* YOUR TASK: Count the lines below that contain the word "Funding", and reply with that number alone.

Stored items from a collection:
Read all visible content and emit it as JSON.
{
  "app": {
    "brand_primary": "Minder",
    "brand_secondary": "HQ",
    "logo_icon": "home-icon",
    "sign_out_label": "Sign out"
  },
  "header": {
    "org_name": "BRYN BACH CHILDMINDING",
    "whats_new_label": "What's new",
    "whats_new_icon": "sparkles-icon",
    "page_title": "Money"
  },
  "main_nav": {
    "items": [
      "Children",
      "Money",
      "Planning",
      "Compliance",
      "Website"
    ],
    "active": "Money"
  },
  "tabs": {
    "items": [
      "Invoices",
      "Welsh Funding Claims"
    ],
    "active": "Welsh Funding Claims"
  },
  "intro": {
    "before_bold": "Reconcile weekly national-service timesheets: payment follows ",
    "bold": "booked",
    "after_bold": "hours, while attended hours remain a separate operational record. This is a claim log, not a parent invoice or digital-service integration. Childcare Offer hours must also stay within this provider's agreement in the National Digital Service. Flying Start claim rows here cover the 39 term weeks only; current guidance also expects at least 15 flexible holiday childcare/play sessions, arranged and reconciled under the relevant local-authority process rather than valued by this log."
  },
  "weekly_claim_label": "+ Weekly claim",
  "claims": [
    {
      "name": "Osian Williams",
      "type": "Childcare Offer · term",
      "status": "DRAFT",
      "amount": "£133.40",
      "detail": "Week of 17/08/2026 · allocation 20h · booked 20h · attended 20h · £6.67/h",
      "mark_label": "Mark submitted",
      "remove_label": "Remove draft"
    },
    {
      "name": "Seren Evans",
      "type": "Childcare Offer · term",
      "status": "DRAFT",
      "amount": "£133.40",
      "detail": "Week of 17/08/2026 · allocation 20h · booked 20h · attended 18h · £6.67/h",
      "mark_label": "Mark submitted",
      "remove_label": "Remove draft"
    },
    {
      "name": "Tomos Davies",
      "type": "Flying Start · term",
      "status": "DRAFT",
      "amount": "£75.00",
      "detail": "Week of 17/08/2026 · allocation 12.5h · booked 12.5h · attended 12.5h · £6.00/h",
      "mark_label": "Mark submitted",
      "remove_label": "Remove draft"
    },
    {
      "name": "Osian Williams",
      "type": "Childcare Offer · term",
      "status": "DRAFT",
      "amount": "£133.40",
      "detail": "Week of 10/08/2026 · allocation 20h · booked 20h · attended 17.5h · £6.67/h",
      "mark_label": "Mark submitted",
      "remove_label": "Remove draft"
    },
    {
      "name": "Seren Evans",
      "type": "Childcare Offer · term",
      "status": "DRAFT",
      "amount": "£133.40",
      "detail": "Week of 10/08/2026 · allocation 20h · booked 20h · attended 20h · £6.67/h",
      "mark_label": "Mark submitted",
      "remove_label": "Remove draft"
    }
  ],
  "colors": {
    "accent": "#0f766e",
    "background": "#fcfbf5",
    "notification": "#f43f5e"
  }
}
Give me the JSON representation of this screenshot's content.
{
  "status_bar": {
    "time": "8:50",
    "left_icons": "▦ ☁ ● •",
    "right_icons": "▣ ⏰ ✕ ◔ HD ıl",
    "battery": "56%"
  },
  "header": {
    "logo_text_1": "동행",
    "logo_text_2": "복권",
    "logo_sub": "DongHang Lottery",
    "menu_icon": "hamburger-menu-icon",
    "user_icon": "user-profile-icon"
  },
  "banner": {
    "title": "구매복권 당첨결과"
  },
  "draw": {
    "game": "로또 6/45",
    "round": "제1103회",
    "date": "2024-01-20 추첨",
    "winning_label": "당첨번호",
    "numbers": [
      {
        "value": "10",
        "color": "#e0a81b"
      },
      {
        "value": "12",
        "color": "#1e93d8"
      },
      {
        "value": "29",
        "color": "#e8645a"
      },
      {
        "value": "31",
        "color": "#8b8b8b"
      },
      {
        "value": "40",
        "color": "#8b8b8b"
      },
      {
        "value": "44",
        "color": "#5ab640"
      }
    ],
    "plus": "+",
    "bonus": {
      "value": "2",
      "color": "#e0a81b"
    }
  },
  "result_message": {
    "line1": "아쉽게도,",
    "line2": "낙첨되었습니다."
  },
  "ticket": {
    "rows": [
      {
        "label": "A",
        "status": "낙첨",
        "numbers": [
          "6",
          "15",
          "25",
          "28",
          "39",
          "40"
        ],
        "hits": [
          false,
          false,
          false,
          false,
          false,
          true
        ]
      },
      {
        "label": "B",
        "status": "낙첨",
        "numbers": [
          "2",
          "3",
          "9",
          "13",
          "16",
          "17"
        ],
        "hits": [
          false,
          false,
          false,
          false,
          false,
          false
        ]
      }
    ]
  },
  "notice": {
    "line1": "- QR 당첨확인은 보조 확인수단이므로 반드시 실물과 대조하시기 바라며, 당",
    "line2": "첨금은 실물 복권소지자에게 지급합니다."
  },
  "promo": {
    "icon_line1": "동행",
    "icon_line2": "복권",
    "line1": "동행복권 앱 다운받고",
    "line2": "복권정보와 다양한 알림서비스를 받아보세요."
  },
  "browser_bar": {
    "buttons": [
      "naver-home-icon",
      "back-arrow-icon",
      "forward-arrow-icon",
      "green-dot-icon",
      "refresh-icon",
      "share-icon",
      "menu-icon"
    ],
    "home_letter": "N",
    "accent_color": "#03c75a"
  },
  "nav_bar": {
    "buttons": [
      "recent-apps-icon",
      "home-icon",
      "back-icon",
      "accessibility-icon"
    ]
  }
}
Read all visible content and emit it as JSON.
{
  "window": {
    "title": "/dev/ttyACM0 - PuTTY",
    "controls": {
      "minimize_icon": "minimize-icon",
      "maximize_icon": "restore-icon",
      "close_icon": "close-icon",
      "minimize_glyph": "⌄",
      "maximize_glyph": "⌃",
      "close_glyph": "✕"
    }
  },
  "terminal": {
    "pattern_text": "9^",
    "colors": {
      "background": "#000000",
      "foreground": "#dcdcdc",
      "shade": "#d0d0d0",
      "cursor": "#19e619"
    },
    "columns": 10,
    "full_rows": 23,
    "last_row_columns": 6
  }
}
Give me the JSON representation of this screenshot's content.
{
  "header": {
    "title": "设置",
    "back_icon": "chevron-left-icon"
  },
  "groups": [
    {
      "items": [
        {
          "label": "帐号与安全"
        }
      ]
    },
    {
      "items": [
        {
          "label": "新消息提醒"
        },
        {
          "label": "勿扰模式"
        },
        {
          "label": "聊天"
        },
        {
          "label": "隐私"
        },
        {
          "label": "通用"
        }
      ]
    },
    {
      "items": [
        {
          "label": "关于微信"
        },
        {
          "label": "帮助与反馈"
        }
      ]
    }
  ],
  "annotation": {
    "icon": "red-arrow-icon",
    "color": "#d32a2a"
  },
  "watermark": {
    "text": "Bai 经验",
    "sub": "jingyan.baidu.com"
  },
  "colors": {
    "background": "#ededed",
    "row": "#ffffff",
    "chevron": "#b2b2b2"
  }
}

* EXERCISE OUTPUT: 2